*Problem*. Gather, from the listing beneath this task, every line holding the string "Singapore".

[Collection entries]
_____

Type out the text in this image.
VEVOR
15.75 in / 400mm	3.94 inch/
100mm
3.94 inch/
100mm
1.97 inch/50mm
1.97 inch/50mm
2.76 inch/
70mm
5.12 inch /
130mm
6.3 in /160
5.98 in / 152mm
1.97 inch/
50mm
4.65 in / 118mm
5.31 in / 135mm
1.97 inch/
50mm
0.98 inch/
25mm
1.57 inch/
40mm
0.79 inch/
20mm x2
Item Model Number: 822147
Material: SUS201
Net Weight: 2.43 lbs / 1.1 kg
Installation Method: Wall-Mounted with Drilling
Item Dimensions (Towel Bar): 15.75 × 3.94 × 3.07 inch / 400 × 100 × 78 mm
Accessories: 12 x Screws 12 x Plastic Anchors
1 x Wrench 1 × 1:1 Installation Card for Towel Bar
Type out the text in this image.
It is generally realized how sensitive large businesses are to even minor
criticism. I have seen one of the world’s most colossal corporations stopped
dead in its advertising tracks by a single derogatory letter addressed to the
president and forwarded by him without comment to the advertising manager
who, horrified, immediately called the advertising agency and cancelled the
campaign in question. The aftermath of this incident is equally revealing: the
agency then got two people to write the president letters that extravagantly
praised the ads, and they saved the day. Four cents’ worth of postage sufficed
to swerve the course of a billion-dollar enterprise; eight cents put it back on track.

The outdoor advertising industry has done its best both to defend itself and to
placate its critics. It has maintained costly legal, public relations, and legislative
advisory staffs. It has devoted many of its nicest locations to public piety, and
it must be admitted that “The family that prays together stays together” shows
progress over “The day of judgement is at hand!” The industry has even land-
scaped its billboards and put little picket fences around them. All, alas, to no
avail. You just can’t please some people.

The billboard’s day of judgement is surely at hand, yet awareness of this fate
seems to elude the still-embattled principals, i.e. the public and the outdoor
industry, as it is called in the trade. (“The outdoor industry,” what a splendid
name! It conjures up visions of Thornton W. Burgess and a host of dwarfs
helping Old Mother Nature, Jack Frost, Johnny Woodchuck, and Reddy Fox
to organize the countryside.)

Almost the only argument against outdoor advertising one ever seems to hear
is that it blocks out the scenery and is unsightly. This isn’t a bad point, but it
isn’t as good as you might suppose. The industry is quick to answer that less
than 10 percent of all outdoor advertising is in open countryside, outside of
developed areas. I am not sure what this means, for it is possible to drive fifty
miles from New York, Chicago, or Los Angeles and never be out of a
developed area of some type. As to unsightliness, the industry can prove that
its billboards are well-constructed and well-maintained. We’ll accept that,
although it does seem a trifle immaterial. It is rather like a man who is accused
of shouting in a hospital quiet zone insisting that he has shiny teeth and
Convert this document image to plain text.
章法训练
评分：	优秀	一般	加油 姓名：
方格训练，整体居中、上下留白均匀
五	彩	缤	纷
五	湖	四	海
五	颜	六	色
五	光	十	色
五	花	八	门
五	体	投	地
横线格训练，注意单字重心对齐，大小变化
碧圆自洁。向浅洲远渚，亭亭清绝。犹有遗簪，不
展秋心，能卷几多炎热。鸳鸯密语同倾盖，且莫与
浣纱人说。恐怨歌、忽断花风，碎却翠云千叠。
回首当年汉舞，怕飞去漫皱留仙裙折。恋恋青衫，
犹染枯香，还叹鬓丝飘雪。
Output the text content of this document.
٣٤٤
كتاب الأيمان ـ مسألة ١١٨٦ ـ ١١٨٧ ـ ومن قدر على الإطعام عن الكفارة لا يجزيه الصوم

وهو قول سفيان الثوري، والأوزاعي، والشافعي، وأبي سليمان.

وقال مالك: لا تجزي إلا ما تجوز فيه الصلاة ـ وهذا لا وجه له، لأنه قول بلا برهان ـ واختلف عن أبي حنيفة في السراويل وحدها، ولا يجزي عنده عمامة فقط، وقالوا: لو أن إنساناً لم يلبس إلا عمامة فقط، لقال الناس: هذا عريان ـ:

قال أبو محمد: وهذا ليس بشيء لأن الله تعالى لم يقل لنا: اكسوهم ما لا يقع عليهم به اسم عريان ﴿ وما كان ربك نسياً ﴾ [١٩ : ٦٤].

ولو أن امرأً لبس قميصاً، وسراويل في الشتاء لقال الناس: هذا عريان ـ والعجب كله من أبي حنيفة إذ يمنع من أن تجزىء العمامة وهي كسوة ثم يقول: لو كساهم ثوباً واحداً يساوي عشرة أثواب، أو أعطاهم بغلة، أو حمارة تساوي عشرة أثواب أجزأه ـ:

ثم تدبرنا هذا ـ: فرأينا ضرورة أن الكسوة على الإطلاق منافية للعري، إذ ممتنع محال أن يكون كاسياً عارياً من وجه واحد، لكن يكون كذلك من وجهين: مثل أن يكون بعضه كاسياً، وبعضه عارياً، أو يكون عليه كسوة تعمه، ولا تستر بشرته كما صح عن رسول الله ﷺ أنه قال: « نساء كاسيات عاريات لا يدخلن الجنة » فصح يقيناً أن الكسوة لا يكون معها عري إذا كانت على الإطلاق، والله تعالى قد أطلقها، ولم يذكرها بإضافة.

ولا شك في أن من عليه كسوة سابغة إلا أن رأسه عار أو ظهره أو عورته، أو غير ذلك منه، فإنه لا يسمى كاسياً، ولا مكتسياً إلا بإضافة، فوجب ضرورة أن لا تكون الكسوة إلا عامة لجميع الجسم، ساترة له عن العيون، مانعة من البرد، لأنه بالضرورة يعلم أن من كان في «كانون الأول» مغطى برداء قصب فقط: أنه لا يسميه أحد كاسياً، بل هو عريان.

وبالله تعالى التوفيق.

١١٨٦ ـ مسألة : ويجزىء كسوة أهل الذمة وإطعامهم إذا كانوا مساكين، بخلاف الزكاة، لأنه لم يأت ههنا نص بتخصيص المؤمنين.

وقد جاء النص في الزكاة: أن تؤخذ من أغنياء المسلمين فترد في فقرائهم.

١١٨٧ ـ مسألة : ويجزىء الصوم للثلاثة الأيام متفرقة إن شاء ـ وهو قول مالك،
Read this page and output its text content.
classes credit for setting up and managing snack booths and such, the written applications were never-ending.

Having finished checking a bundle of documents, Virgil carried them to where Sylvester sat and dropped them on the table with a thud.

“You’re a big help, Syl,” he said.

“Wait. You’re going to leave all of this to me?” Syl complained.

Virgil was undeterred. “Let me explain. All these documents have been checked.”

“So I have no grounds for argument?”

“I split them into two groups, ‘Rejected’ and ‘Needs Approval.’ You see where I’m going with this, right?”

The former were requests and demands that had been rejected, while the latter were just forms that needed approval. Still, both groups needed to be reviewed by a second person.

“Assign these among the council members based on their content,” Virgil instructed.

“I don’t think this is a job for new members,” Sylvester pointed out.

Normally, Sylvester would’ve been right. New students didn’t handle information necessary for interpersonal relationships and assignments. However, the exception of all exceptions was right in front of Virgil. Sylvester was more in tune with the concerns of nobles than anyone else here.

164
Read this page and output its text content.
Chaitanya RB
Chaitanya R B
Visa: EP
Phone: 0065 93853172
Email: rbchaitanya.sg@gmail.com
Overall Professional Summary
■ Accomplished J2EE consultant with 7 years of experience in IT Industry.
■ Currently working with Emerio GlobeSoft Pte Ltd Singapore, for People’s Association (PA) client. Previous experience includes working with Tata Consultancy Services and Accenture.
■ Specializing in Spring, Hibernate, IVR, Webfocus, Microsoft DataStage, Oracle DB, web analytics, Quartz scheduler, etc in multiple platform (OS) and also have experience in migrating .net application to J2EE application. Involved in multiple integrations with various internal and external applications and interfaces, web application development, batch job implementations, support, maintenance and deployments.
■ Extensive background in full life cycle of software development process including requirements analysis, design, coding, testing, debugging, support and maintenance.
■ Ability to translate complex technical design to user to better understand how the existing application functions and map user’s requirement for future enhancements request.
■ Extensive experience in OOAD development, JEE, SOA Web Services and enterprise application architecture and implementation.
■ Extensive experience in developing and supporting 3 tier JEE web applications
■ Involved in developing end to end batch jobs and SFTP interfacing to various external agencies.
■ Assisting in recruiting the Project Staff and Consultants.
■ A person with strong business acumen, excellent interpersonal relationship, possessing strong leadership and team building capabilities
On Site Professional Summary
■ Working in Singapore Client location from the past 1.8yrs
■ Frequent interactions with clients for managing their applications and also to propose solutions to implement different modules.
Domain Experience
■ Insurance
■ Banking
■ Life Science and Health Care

_____

*Exercise output*.
■ Currently working with Emerio GlobeSoft Pte Ltd Singapore, for People’s Association (PA) client. Previous experience includes working with Tata Consultancy Services and Accenture.
■ Working in Singapore Client location from the past 1.8yrs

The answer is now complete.